__Lines of data__.
==*==
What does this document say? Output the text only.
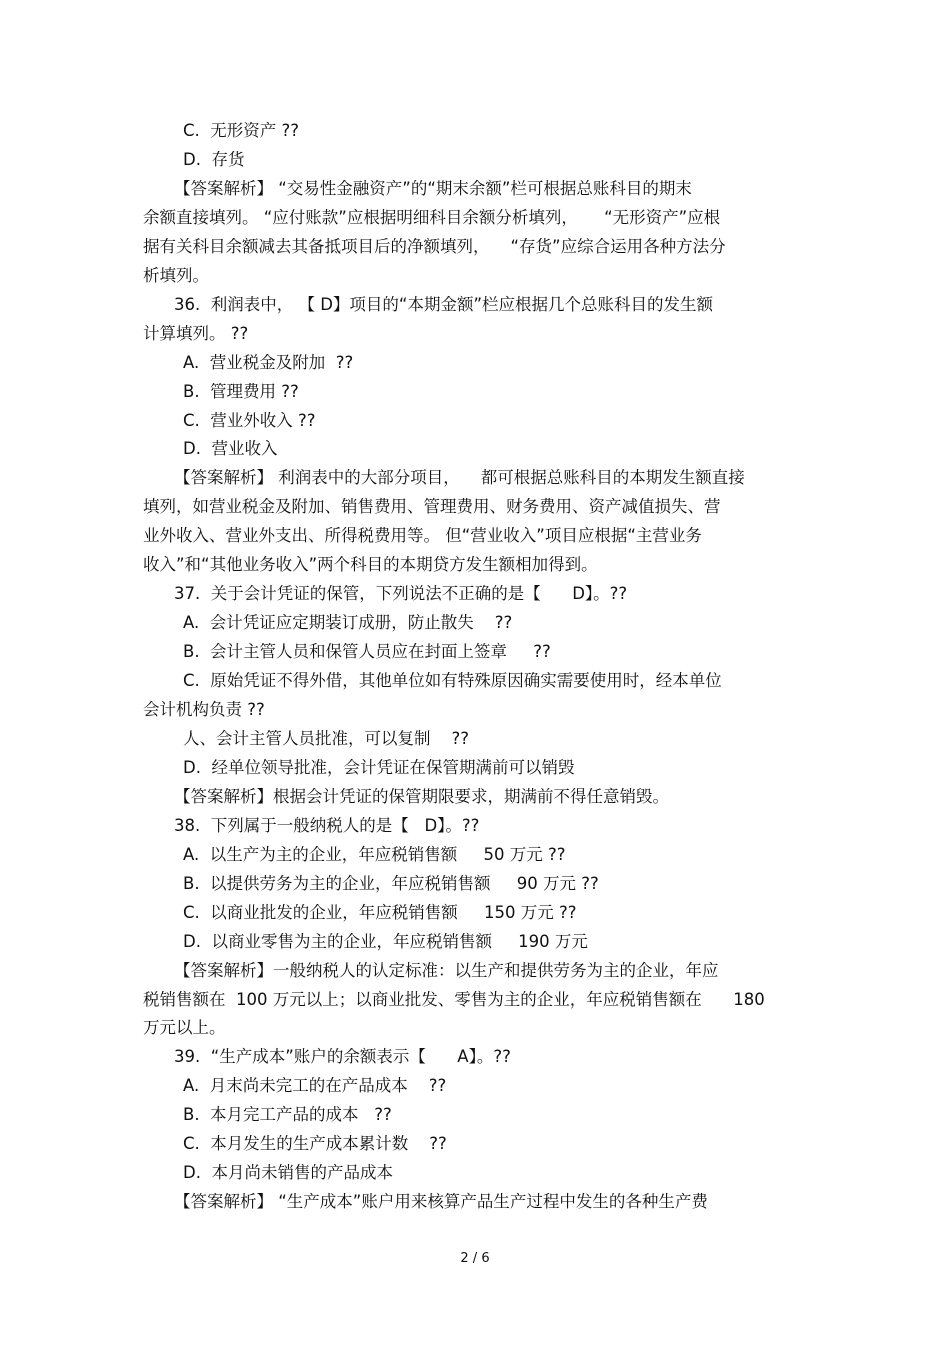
C.  无形资产 ??
D.  存货
【答案解析】 “交易性金融资产”的“期末余额”栏可根据总账科目的期末
余额直接填列。 “应付账款”应根据明细科目余额分析填列，     “无形资产”应根
据有关科目余额减去其备抵项目后的净额填列，    “存货”应综合运用各种方法分
析填列。
36.  利润表中， 【 D】项目的“本期金额”栏应根据几个总账科目的发生额
计算填列。 ??
A.  营业税金及附加  ??
B.  管理费用 ??
C.  营业外收入 ??
D.  营业收入
【答案解析】 利润表中的大部分项目，    都可根据总账科目的本期发生额直接
填列，如营业税金及附加、销售费用、管理费用、财务费用、资产减值损失、营
业外收入、营业外支出、所得税费用等。 但“营业收入”项目应根据“主营业务
收入”和“其他业务收入”两个科目的本期贷方发生额相加得到。
37.  关于会计凭证的保管，下列说法不正确的是【      D】。??
A.  会计凭证应定期装订成册，防止散失    ??
B.  会计主管人员和保管人员应在封面上签章     ??
C.  原始凭证不得外借，其他单位如有特殊原因确实需要使用时，经本单位
会计机构负责 ??
人、会计主管人员批准，可以复制    ??
D.  经单位领导批准，会计凭证在保管期满前可以销毁
【答案解析】根据会计凭证的保管期限要求，期满前不得任意销毁。
38.  下列属于一般纳税人的是【   D】。??
A.  以生产为主的企业，年应税销售额     50 万元 ??
B.  以提供劳务为主的企业，年应税销售额     90 万元 ??
C.  以商业批发的企业，年应税销售额     150 万元 ??
D.  以商业零售为主的企业，年应税销售额     190 万元
【答案解析】一般纳税人的认定标准：以生产和提供劳务为主的企业，年应
税销售额在  100 万元以上；以商业批发、零售为主的企业，年应税销售额在      180
万元以上。
39.  “生产成本”账户的余额表示【      A】。??
A.  月末尚未完工的在产品成本    ??
B.  本月完工产品的成本   ??
C.  本月发生的生产成本累计数    ??
D.  本月尚未销售的产品成本
【答案解析】 “生产成本”账户用来核算产品生产过程中发生的各种生产费
2 / 6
==*==
__Problem details__.
Return only the number of lines in the data above that include the word "答案解析".

__Problem solution__.
5